Work required ->
From the entries below, copy every line that holds the word "this".

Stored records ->

* BEGIN *

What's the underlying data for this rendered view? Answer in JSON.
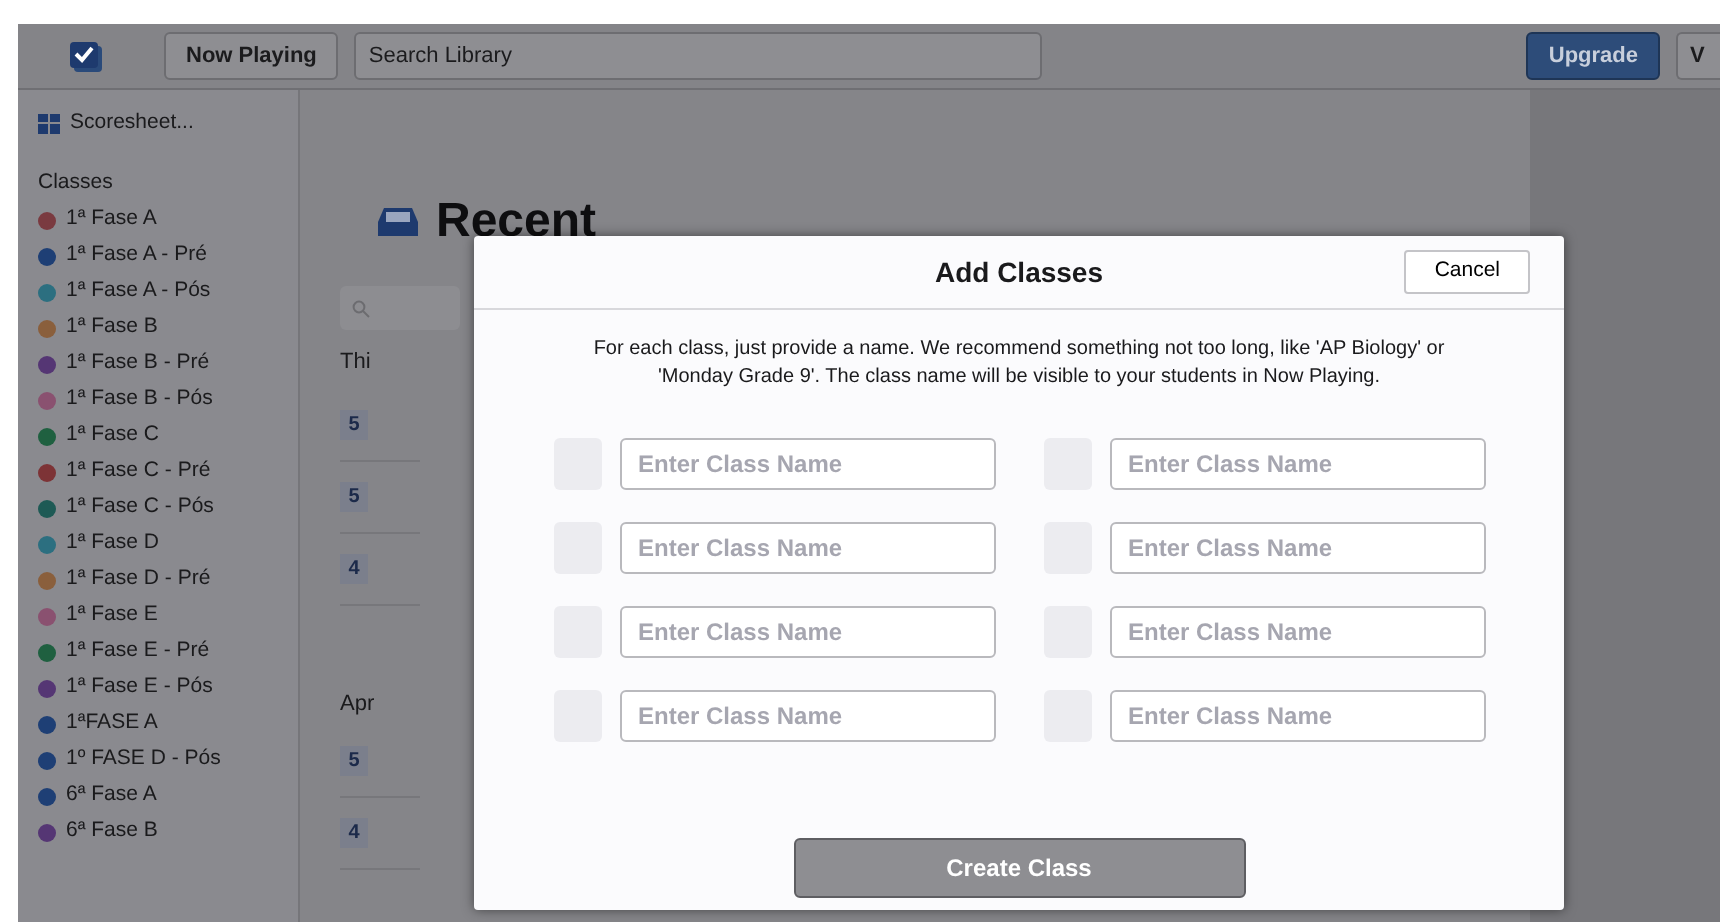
{
  "top_bar": {
    "now_playing": "Now Playing",
    "search": {
      "placeholder": "Search Library"
    },
    "upgrade": "Upgrade",
    "cut_button": "V"
  },
  "sidebar": {
    "scoresheet": "Scoresheet...",
    "heading": "Classes",
    "classes": [
      {
        "name": "1ª Fase A",
        "color": "#7a3a40"
      },
      {
        "name": "1ª Fase A - Pré",
        "color": "#1e3f75"
      },
      {
        "name": "1ª Fase A - Pós",
        "color": "#2c6f80"
      },
      {
        "name": "1ª Fase B",
        "color": "#8a5f3c"
      },
      {
        "name": "1ª Fase B - Pré",
        "color": "#553674"
      },
      {
        "name": "1ª Fase B - Pós",
        "color": "#8a5170"
      },
      {
        "name": "1ª Fase C",
        "color": "#1f6040"
      },
      {
        "name": "1ª Fase C - Pré",
        "color": "#7d3336"
      },
      {
        "name": "1ª Fase C - Pós",
        "color": "#1e5a55"
      },
      {
        "name": "1ª Fase D",
        "color": "#2c6f80"
      },
      {
        "name": "1ª Fase D - Pré",
        "color": "#8a5f3c"
      },
      {
        "name": "1ª Fase E",
        "color": "#8a5170"
      },
      {
        "name": "1ª Fase E - Pré",
        "color": "#1f6040"
      },
      {
        "name": "1ª Fase E - Pós",
        "color": "#553674"
      },
      {
        "name": "1ªFASE A",
        "color": "#1e3f75"
      },
      {
        "name": "1º FASE D - Pós",
        "color": "#1e3f75"
      },
      {
        "name": "6ª Fase A",
        "color": "#1e3f75"
      },
      {
        "name": "6ª Fase B",
        "color": "#553674"
      }
    ]
  },
  "main": {
    "title": "Recent",
    "section_1": "Thi",
    "badges_1": [
      "5",
      "5",
      "4"
    ],
    "section_2": "Apr",
    "badges_2": [
      "5",
      "4"
    ]
  },
  "modal": {
    "title": "Add Classes",
    "cancel": "Cancel",
    "description": "For each class, just provide a name. We recommend something not too long, like 'AP Biology' or 'Monday Grade 9'. The class name will be visible to your students in Now Playing.",
    "fields": [
      {
        "placeholder": "Enter Class Name"
      },
      {
        "placeholder": "Enter Class Name"
      },
      {
        "placeholder": "Enter Class Name"
      },
      {
        "placeholder": "Enter Class Name"
      },
      {
        "placeholder": "Enter Class Name"
      },
      {
        "placeholder": "Enter Class Name"
      },
      {
        "placeholder": "Enter Class Name"
      },
      {
        "placeholder": "Enter Class Name"
      }
    ],
    "create": "Create Class"
  }
}
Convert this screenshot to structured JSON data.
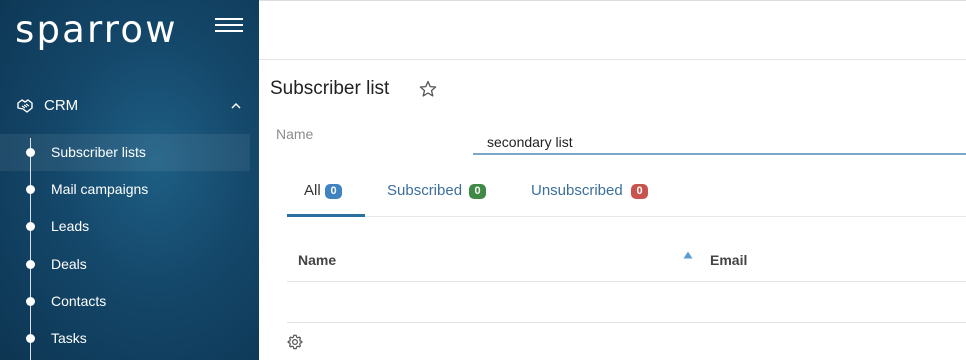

* END *

Expected answer ->
What's the underlying data for this rendered view? Answer in JSON.
Convert this screenshot to structured JSON data.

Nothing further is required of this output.